RECORDS PROVIDED:
• • • • •

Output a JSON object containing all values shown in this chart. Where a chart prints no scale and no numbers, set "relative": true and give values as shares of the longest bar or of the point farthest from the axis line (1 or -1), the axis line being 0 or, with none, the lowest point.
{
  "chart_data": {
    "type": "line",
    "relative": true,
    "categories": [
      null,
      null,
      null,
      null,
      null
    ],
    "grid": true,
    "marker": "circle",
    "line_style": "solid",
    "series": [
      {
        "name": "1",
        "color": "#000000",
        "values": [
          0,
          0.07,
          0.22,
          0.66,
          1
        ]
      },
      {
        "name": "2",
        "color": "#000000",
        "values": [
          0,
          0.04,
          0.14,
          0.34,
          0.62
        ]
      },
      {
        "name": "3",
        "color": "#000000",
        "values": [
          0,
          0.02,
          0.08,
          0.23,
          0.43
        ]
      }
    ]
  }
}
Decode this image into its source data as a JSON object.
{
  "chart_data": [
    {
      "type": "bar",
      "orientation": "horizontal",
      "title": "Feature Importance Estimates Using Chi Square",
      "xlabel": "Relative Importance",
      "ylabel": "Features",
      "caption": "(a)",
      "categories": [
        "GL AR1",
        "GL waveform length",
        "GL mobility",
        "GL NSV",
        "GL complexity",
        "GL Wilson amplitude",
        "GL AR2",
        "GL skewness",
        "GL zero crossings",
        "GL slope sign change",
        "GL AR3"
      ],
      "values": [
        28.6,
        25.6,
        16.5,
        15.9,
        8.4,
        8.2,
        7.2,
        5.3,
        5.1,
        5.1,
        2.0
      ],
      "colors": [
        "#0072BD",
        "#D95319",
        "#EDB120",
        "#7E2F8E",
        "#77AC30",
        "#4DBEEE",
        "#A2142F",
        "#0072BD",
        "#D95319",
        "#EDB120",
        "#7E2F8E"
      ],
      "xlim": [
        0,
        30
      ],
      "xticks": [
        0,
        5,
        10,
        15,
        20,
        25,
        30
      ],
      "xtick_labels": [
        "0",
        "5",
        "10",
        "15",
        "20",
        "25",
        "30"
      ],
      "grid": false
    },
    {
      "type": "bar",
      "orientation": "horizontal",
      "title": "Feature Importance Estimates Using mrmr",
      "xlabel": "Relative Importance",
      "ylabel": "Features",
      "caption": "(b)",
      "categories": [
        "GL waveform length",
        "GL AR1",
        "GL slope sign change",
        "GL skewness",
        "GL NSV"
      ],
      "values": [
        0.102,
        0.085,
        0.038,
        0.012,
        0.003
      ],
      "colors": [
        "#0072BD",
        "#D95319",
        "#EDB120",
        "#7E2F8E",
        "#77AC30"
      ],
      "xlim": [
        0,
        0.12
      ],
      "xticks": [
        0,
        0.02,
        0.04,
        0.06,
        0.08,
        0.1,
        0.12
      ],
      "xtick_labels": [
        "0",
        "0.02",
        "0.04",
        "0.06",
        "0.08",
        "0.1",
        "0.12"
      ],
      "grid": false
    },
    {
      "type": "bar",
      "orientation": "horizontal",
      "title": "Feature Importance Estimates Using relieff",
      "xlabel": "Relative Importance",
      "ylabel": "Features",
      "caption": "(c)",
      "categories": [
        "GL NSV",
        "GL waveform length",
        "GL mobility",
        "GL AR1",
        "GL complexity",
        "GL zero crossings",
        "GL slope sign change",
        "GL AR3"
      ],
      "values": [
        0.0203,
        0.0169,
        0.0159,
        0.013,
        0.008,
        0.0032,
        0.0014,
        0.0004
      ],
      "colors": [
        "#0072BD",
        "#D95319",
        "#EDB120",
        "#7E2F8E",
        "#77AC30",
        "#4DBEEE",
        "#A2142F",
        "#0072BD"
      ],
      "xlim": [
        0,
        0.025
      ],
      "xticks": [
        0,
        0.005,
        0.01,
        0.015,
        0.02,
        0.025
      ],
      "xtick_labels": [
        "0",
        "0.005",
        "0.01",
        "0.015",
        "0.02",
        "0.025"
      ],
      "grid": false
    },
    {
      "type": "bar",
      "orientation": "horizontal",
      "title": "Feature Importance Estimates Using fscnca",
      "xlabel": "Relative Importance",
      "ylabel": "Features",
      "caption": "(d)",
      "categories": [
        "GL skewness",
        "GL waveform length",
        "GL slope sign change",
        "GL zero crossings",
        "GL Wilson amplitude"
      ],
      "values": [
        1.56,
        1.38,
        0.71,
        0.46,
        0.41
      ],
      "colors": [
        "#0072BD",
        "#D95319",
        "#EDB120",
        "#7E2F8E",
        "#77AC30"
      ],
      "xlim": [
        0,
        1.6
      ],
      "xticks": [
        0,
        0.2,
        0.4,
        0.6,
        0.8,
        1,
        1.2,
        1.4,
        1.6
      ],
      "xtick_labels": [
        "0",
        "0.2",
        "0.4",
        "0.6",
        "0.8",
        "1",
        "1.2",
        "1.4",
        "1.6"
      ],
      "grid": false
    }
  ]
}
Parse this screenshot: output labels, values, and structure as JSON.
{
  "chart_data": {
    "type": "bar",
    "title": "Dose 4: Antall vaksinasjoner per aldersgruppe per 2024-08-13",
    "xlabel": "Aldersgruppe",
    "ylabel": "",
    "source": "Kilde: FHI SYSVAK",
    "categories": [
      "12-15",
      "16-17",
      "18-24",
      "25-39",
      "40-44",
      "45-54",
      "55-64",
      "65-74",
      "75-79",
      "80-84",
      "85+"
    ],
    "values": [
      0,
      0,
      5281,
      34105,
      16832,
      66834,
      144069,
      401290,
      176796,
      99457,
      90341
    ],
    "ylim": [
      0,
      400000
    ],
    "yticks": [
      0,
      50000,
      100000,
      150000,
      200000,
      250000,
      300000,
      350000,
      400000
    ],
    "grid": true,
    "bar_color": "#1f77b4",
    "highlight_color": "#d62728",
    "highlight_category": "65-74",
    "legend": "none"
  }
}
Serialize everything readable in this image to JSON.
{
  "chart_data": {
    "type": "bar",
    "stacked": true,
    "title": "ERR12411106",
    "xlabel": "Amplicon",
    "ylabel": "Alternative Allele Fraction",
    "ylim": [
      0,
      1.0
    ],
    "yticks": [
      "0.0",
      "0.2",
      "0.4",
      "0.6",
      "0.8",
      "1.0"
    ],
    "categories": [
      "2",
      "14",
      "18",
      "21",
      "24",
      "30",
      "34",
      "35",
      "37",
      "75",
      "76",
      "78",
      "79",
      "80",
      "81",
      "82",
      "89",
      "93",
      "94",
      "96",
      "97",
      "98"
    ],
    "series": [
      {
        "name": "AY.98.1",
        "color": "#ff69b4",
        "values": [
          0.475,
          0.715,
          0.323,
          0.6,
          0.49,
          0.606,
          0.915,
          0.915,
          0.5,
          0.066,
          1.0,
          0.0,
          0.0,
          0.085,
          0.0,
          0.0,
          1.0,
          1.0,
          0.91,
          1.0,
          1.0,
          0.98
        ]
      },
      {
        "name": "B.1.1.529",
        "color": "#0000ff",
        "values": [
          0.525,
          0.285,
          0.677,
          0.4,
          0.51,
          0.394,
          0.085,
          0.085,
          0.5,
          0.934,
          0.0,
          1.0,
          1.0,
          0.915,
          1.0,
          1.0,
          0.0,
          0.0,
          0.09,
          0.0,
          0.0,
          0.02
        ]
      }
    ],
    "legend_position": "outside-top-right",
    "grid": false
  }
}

• • • • •

WHAT YOU NEED TO DO: What is the number of lines in the listing above that contain the string "this"? Give only the number.

RESPONSE TO THE TASK: 4